___ Records to use ___
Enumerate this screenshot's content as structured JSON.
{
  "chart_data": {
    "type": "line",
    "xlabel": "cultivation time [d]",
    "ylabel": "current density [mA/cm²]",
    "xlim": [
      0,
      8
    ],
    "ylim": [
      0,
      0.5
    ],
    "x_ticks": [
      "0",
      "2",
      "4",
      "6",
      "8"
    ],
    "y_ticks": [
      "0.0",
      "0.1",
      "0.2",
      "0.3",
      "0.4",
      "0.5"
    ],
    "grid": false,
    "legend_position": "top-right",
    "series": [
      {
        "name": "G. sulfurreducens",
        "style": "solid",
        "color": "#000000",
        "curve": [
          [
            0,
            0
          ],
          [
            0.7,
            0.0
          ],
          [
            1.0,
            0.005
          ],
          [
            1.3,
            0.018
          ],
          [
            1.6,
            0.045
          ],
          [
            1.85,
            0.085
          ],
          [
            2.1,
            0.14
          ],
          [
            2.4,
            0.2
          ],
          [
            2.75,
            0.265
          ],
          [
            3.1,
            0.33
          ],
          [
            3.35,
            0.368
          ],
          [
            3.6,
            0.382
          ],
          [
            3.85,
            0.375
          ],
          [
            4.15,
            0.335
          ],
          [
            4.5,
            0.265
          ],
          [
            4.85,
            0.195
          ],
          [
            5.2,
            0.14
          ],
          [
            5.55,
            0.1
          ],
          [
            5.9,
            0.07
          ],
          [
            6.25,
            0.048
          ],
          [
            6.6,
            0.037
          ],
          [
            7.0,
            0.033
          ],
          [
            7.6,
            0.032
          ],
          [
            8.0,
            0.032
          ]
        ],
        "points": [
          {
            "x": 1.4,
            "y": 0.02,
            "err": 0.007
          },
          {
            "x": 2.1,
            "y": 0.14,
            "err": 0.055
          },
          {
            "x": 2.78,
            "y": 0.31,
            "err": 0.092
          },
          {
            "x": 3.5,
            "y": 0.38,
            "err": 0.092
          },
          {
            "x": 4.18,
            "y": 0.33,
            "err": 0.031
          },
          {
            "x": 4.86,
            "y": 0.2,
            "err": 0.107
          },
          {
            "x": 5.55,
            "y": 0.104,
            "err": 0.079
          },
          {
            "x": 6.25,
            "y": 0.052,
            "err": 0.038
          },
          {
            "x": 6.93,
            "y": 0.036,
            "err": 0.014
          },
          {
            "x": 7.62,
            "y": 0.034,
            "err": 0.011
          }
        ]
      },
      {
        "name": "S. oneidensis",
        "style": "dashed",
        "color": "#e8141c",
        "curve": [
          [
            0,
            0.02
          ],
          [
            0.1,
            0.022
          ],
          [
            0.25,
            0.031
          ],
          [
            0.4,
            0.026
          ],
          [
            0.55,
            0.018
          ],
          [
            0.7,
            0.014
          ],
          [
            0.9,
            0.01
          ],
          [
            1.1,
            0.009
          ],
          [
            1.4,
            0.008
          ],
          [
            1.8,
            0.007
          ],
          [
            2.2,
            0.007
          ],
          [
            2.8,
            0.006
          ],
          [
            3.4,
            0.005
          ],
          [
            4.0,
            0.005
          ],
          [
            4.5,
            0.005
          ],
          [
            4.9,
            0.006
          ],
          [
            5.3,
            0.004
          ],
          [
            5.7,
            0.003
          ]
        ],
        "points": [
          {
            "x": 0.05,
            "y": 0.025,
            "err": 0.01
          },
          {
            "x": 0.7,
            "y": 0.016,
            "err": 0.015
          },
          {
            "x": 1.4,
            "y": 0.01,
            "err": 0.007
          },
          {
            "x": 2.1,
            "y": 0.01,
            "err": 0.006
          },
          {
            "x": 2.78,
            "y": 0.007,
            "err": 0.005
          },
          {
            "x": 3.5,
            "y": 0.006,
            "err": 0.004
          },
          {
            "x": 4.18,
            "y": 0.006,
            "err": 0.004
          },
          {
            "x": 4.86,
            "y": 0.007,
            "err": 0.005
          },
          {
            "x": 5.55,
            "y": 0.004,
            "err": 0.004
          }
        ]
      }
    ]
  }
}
___
◆ Directions: Copy every line of the entries above in which "name" occurs.

◆ Exercise solution:
        "name": "G. sulfurreducens",
        "name": "S. oneidensis",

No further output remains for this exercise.